Task data:
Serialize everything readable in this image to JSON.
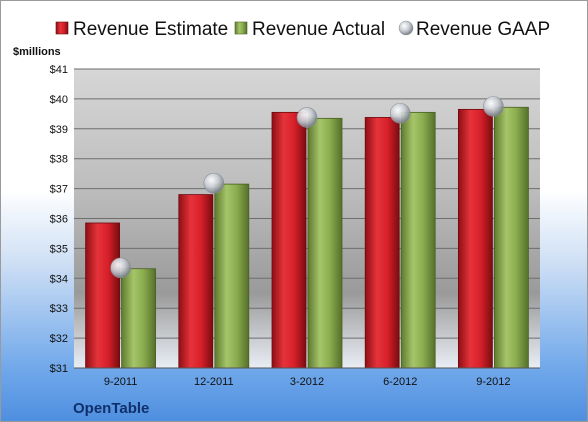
{
  "company": "OpenTable",
  "chart_data": {
    "type": "bar",
    "unit_label": "$millions",
    "categories": [
      "9-2011",
      "12-2011",
      "3-2012",
      "6-2012",
      "9-2012"
    ],
    "series": [
      {
        "name": "Revenue Estimate",
        "kind": "bar",
        "color": "#d8202a",
        "values": [
          35.85,
          36.8,
          39.55,
          39.38,
          39.65
        ]
      },
      {
        "name": "Revenue Actual",
        "kind": "bar",
        "color": "#8aab4e",
        "values": [
          34.32,
          37.15,
          39.35,
          39.55,
          39.72
        ]
      },
      {
        "name": "Revenue GAAP",
        "kind": "marker",
        "color": "#b8bcc4",
        "values": [
          34.35,
          37.18,
          39.38,
          39.52,
          39.75
        ]
      }
    ],
    "ylim": [
      31,
      41
    ],
    "yticks": [
      "$31",
      "$32",
      "$33",
      "$34",
      "$35",
      "$36",
      "$37",
      "$38",
      "$39",
      "$40",
      "$41"
    ],
    "grid": true,
    "legend_position": "top"
  }
}
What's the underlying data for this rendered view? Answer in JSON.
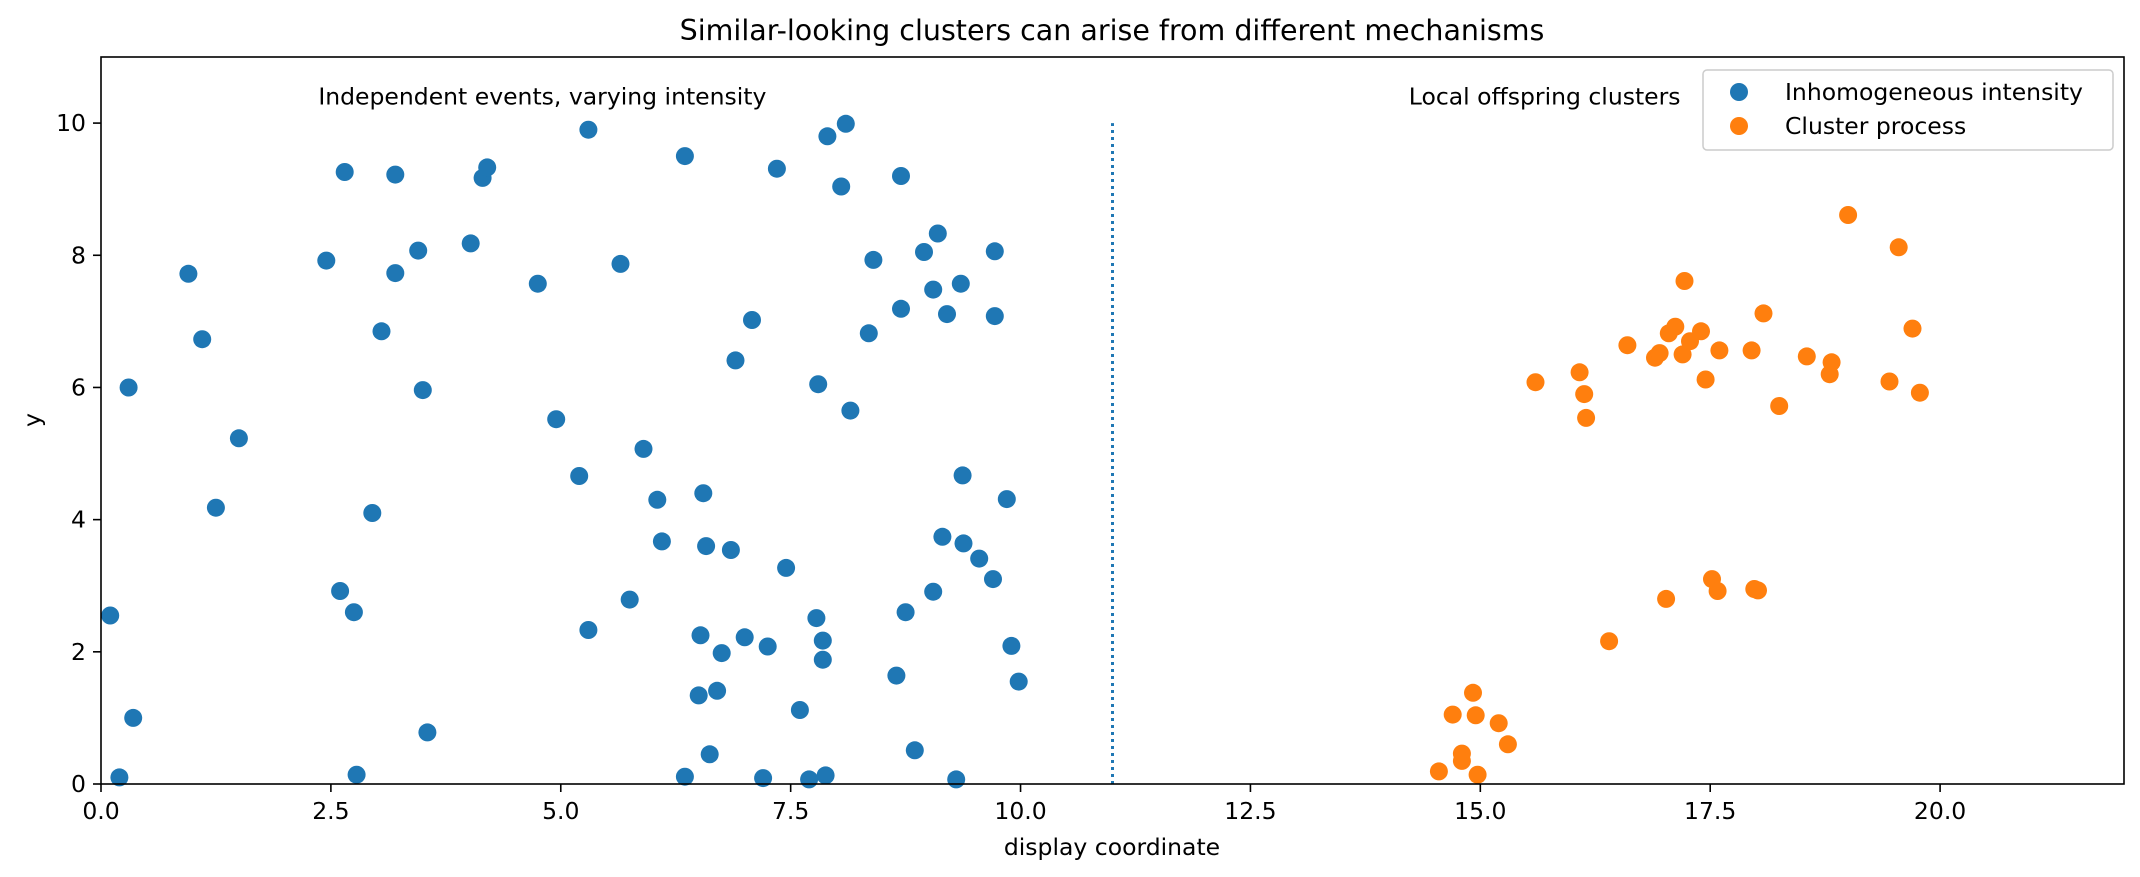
{
  "chart_data": {
    "type": "scatter",
    "title": "Similar-looking clusters can arise from different mechanisms",
    "xlabel": "display coordinate",
    "ylabel": "y",
    "xlim": [
      0,
      22
    ],
    "ylim": [
      0,
      11
    ],
    "x_ticks": [
      0.0,
      2.5,
      5.0,
      7.5,
      10.0,
      12.5,
      15.0,
      17.5,
      20.0
    ],
    "x_tick_labels": [
      "0.0",
      "2.5",
      "5.0",
      "7.5",
      "10.0",
      "12.5",
      "15.0",
      "17.5",
      "20.0"
    ],
    "y_ticks": [
      0,
      2,
      4,
      6,
      8,
      10
    ],
    "y_tick_labels": [
      "0",
      "2",
      "4",
      "6",
      "8",
      "10"
    ],
    "grid": false,
    "legend_position": "top-right",
    "vline": {
      "x": 11.0,
      "y_range": [
        0,
        10
      ],
      "style": "dotted",
      "color": "#1f77b4"
    },
    "annotations": [
      {
        "text": "Independent events, varying intensity",
        "x": 4.8,
        "y": 10.4
      },
      {
        "text": "Local offspring clusters",
        "x": 15.7,
        "y": 10.4
      }
    ],
    "series": [
      {
        "name": "Inhomogeneous intensity",
        "color": "#1f77b4",
        "points": [
          [
            0.1,
            2.55
          ],
          [
            0.2,
            0.1
          ],
          [
            0.3,
            6.0
          ],
          [
            0.35,
            1.0
          ],
          [
            0.95,
            7.72
          ],
          [
            1.1,
            6.73
          ],
          [
            1.25,
            4.18
          ],
          [
            1.5,
            5.23
          ],
          [
            2.45,
            7.92
          ],
          [
            2.6,
            2.92
          ],
          [
            2.65,
            9.26
          ],
          [
            2.75,
            2.6
          ],
          [
            2.78,
            0.14
          ],
          [
            2.95,
            4.1
          ],
          [
            3.05,
            6.85
          ],
          [
            3.2,
            7.73
          ],
          [
            3.2,
            9.22
          ],
          [
            3.45,
            8.07
          ],
          [
            3.5,
            5.96
          ],
          [
            3.55,
            0.78
          ],
          [
            4.02,
            8.18
          ],
          [
            4.15,
            9.17
          ],
          [
            4.2,
            9.33
          ],
          [
            4.75,
            7.57
          ],
          [
            4.95,
            5.52
          ],
          [
            5.2,
            4.66
          ],
          [
            5.3,
            2.33
          ],
          [
            5.3,
            9.9
          ],
          [
            5.65,
            7.87
          ],
          [
            5.75,
            2.79
          ],
          [
            5.9,
            5.07
          ],
          [
            6.05,
            4.3
          ],
          [
            6.1,
            3.67
          ],
          [
            6.35,
            9.5
          ],
          [
            6.35,
            0.11
          ],
          [
            6.5,
            1.34
          ],
          [
            6.52,
            2.25
          ],
          [
            6.55,
            4.4
          ],
          [
            6.58,
            3.6
          ],
          [
            6.62,
            0.45
          ],
          [
            6.7,
            1.41
          ],
          [
            6.75,
            1.98
          ],
          [
            6.85,
            3.54
          ],
          [
            6.9,
            6.41
          ],
          [
            7.0,
            2.22
          ],
          [
            7.08,
            7.02
          ],
          [
            7.2,
            0.09
          ],
          [
            7.25,
            2.08
          ],
          [
            7.35,
            9.31
          ],
          [
            7.45,
            3.27
          ],
          [
            7.6,
            1.12
          ],
          [
            7.7,
            0.07
          ],
          [
            7.78,
            2.51
          ],
          [
            7.8,
            6.05
          ],
          [
            7.85,
            2.17
          ],
          [
            7.85,
            1.88
          ],
          [
            7.88,
            0.13
          ],
          [
            7.9,
            9.8
          ],
          [
            8.05,
            9.04
          ],
          [
            8.1,
            9.99
          ],
          [
            8.15,
            5.65
          ],
          [
            8.35,
            6.82
          ],
          [
            8.4,
            7.93
          ],
          [
            8.65,
            1.64
          ],
          [
            8.7,
            7.19
          ],
          [
            8.7,
            9.2
          ],
          [
            8.75,
            2.6
          ],
          [
            8.85,
            0.51
          ],
          [
            8.95,
            8.05
          ],
          [
            9.05,
            7.48
          ],
          [
            9.05,
            2.91
          ],
          [
            9.1,
            8.33
          ],
          [
            9.15,
            3.74
          ],
          [
            9.2,
            7.11
          ],
          [
            9.3,
            0.07
          ],
          [
            9.35,
            7.57
          ],
          [
            9.37,
            4.67
          ],
          [
            9.38,
            3.64
          ],
          [
            9.55,
            3.41
          ],
          [
            9.7,
            3.1
          ],
          [
            9.72,
            8.06
          ],
          [
            9.72,
            7.08
          ],
          [
            9.85,
            4.31
          ],
          [
            9.9,
            2.09
          ],
          [
            9.98,
            1.55
          ]
        ]
      },
      {
        "name": "Cluster process",
        "color": "#ff7f0e",
        "points": [
          [
            14.55,
            0.19
          ],
          [
            14.7,
            1.05
          ],
          [
            14.8,
            0.46
          ],
          [
            14.8,
            0.35
          ],
          [
            14.92,
            1.38
          ],
          [
            14.95,
            1.04
          ],
          [
            14.97,
            0.14
          ],
          [
            15.2,
            0.92
          ],
          [
            15.3,
            0.6
          ],
          [
            15.6,
            6.08
          ],
          [
            16.08,
            6.23
          ],
          [
            16.13,
            5.9
          ],
          [
            16.15,
            5.54
          ],
          [
            16.4,
            2.16
          ],
          [
            16.6,
            6.64
          ],
          [
            16.9,
            6.45
          ],
          [
            16.95,
            6.52
          ],
          [
            17.02,
            2.8
          ],
          [
            17.05,
            6.82
          ],
          [
            17.12,
            6.92
          ],
          [
            17.2,
            6.5
          ],
          [
            17.22,
            7.61
          ],
          [
            17.28,
            6.7
          ],
          [
            17.4,
            6.85
          ],
          [
            17.45,
            6.12
          ],
          [
            17.52,
            3.1
          ],
          [
            17.58,
            2.92
          ],
          [
            17.6,
            6.56
          ],
          [
            17.95,
            6.56
          ],
          [
            17.98,
            2.95
          ],
          [
            18.02,
            2.93
          ],
          [
            18.08,
            7.12
          ],
          [
            18.25,
            5.72
          ],
          [
            18.55,
            6.47
          ],
          [
            18.8,
            6.2
          ],
          [
            18.82,
            6.38
          ],
          [
            19.0,
            8.61
          ],
          [
            19.45,
            6.09
          ],
          [
            19.55,
            8.12
          ],
          [
            19.7,
            6.89
          ],
          [
            19.78,
            5.92
          ]
        ]
      }
    ]
  }
}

What the task asks: Leave out the pictures, and give all the records again exactly.

Result:
Serialize everything readable in this image to JSON.
{
  "company": "OpenTable",
  "chart_data": {
    "type": "bar",
    "unit_label": "$millions",
    "categories": [
      "9-2011",
      "12-2011",
      "3-2012",
      "6-2012",
      "9-2012"
    ],
    "series": [
      {
        "name": "Revenue Estimate",
        "kind": "bar",
        "color": "#d8202a",
        "values": [
          35.85,
          36.8,
          39.55,
          39.38,
          39.65
        ]
      },
      {
        "name": "Revenue Actual",
        "kind": "bar",
        "color": "#8aab4e",
        "values": [
          34.32,
          37.15,
          39.35,
          39.55,
          39.72
        ]
      },
      {
        "name": "Revenue GAAP",
        "kind": "marker",
        "color": "#b8bcc4",
        "values": [
          34.35,
          37.18,
          39.38,
          39.52,
          39.75
        ]
      }
    ],
    "ylim": [
      31,
      41
    ],
    "yticks": [
      "$31",
      "$32",
      "$33",
      "$34",
      "$35",
      "$36",
      "$37",
      "$38",
      "$39",
      "$40",
      "$41"
    ],
    "grid": true,
    "legend_position": "top"
  }
}
What's the underlying data for this rendered view? Answer in JSON.
{
  "chart_data": {
    "type": "scatter",
    "title": "Similar-looking clusters can arise from different mechanisms",
    "xlabel": "display coordinate",
    "ylabel": "y",
    "xlim": [
      0,
      22
    ],
    "ylim": [
      0,
      11
    ],
    "x_ticks": [
      0.0,
      2.5,
      5.0,
      7.5,
      10.0,
      12.5,
      15.0,
      17.5,
      20.0
    ],
    "x_tick_labels": [
      "0.0",
      "2.5",
      "5.0",
      "7.5",
      "10.0",
      "12.5",
      "15.0",
      "17.5",
      "20.0"
    ],
    "y_ticks": [
      0,
      2,
      4,
      6,
      8,
      10
    ],
    "y_tick_labels": [
      "0",
      "2",
      "4",
      "6",
      "8",
      "10"
    ],
    "grid": false,
    "legend_position": "top-right",
    "vline": {
      "x": 11.0,
      "y_range": [
        0,
        10
      ],
      "style": "dotted",
      "color": "#1f77b4"
    },
    "annotations": [
      {
        "text": "Independent events, varying intensity",
        "x": 4.8,
        "y": 10.4
      },
      {
        "text": "Local offspring clusters",
        "x": 15.7,
        "y": 10.4
      }
    ],
    "series": [
      {
        "name": "Inhomogeneous intensity",
        "color": "#1f77b4",
        "points": [
          [
            0.1,
            2.55
          ],
          [
            0.2,
            0.1
          ],
          [
            0.3,
            6.0
          ],
          [
            0.35,
            1.0
          ],
          [
            0.95,
            7.72
          ],
          [
            1.1,
            6.73
          ],
          [
            1.25,
            4.18
          ],
          [
            1.5,
            5.23
          ],
          [
            2.45,
            7.92
          ],
          [
            2.6,
            2.92
          ],
          [
            2.65,
            9.26
          ],
          [
            2.75,
            2.6
          ],
          [
            2.78,
            0.14
          ],
          [
            2.95,
            4.1
          ],
          [
            3.05,
            6.85
          ],
          [
            3.2,
            7.73
          ],
          [
            3.2,
            9.22
          ],
          [
            3.45,
            8.07
          ],
          [
            3.5,
            5.96
          ],
          [
            3.55,
            0.78
          ],
          [
            4.02,
            8.18
          ],
          [
            4.15,
            9.17
          ],
          [
            4.2,
            9.33
          ],
          [
            4.75,
            7.57
          ],
          [
            4.95,
            5.52
          ],
          [
            5.2,
            4.66
          ],
          [
            5.3,
            2.33
          ],
          [
            5.3,
            9.9
          ],
          [
            5.65,
            7.87
          ],
          [
            5.75,
            2.79
          ],
          [
            5.9,
            5.07
          ],
          [
            6.05,
            4.3
          ],
          [
            6.1,
            3.67
          ],
          [
            6.35,
            9.5
          ],
          [
            6.35,
            0.11
          ],
          [
            6.5,
            1.34
          ],
          [
            6.52,
            2.25
          ],
          [
            6.55,
            4.4
          ],
          [
            6.58,
            3.6
          ],
          [
            6.62,
            0.45
          ],
          [
            6.7,
            1.41
          ],
          [
            6.75,
            1.98
          ],
          [
            6.85,
            3.54
          ],
          [
            6.9,
            6.41
          ],
          [
            7.0,
            2.22
          ],
          [
            7.08,
            7.02
          ],
          [
            7.2,
            0.09
          ],
          [
            7.25,
            2.08
          ],
          [
            7.35,
            9.31
          ],
          [
            7.45,
            3.27
          ],
          [
            7.6,
            1.12
          ],
          [
            7.7,
            0.07
          ],
          [
            7.78,
            2.51
          ],
          [
            7.8,
            6.05
          ],
          [
            7.85,
            2.17
          ],
          [
            7.85,
            1.88
          ],
          [
            7.88,
            0.13
          ],
          [
            7.9,
            9.8
          ],
          [
            8.05,
            9.04
          ],
          [
            8.1,
            9.99
          ],
          [
            8.15,
            5.65
          ],
          [
            8.35,
            6.82
          ],
          [
            8.4,
            7.93
          ],
          [
            8.65,
            1.64
          ],
          [
            8.7,
            7.19
          ],
          [
            8.7,
            9.2
          ],
          [
            8.75,
            2.6
          ],
          [
            8.85,
            0.51
          ],
          [
            8.95,
            8.05
          ],
          [
            9.05,
            7.48
          ],
          [
            9.05,
            2.91
          ],
          [
            9.1,
            8.33
          ],
          [
            9.15,
            3.74
          ],
          [
            9.2,
            7.11
          ],
          [
            9.3,
            0.07
          ],
          [
            9.35,
            7.57
          ],
          [
            9.37,
            4.67
          ],
          [
            9.38,
            3.64
          ],
          [
            9.55,
            3.41
          ],
          [
            9.7,
            3.1
          ],
          [
            9.72,
            8.06
          ],
          [
            9.72,
            7.08
          ],
          [
            9.85,
            4.31
          ],
          [
            9.9,
            2.09
          ],
          [
            9.98,
            1.55
          ]
        ]
      },
      {
        "name": "Cluster process",
        "color": "#ff7f0e",
        "points": [
          [
            14.55,
            0.19
          ],
          [
            14.7,
            1.05
          ],
          [
            14.8,
            0.46
          ],
          [
            14.8,
            0.35
          ],
          [
            14.92,
            1.38
          ],
          [
            14.95,
            1.04
          ],
          [
            14.97,
            0.14
          ],
          [
            15.2,
            0.92
          ],
          [
            15.3,
            0.6
          ],
          [
            15.6,
            6.08
          ],
          [
            16.08,
            6.23
          ],
          [
            16.13,
            5.9
          ],
          [
            16.15,
            5.54
          ],
          [
            16.4,
            2.16
          ],
          [
            16.6,
            6.64
          ],
          [
            16.9,
            6.45
          ],
          [
            16.95,
            6.52
          ],
          [
            17.02,
            2.8
          ],
          [
            17.05,
            6.82
          ],
          [
            17.12,
            6.92
          ],
          [
            17.2,
            6.5
          ],
          [
            17.22,
            7.61
          ],
          [
            17.28,
            6.7
          ],
          [
            17.4,
            6.85
          ],
          [
            17.45,
            6.12
          ],
          [
            17.52,
            3.1
          ],
          [
            17.58,
            2.92
          ],
          [
            17.6,
            6.56
          ],
          [
            17.95,
            6.56
          ],
          [
            17.98,
            2.95
          ],
          [
            18.02,
            2.93
          ],
          [
            18.08,
            7.12
          ],
          [
            18.25,
            5.72
          ],
          [
            18.55,
            6.47
          ],
          [
            18.8,
            6.2
          ],
          [
            18.82,
            6.38
          ],
          [
            19.0,
            8.61
          ],
          [
            19.45,
            6.09
          ],
          [
            19.55,
            8.12
          ],
          [
            19.7,
            6.89
          ],
          [
            19.78,
            5.92
          ]
        ]
      }
    ]
  }
}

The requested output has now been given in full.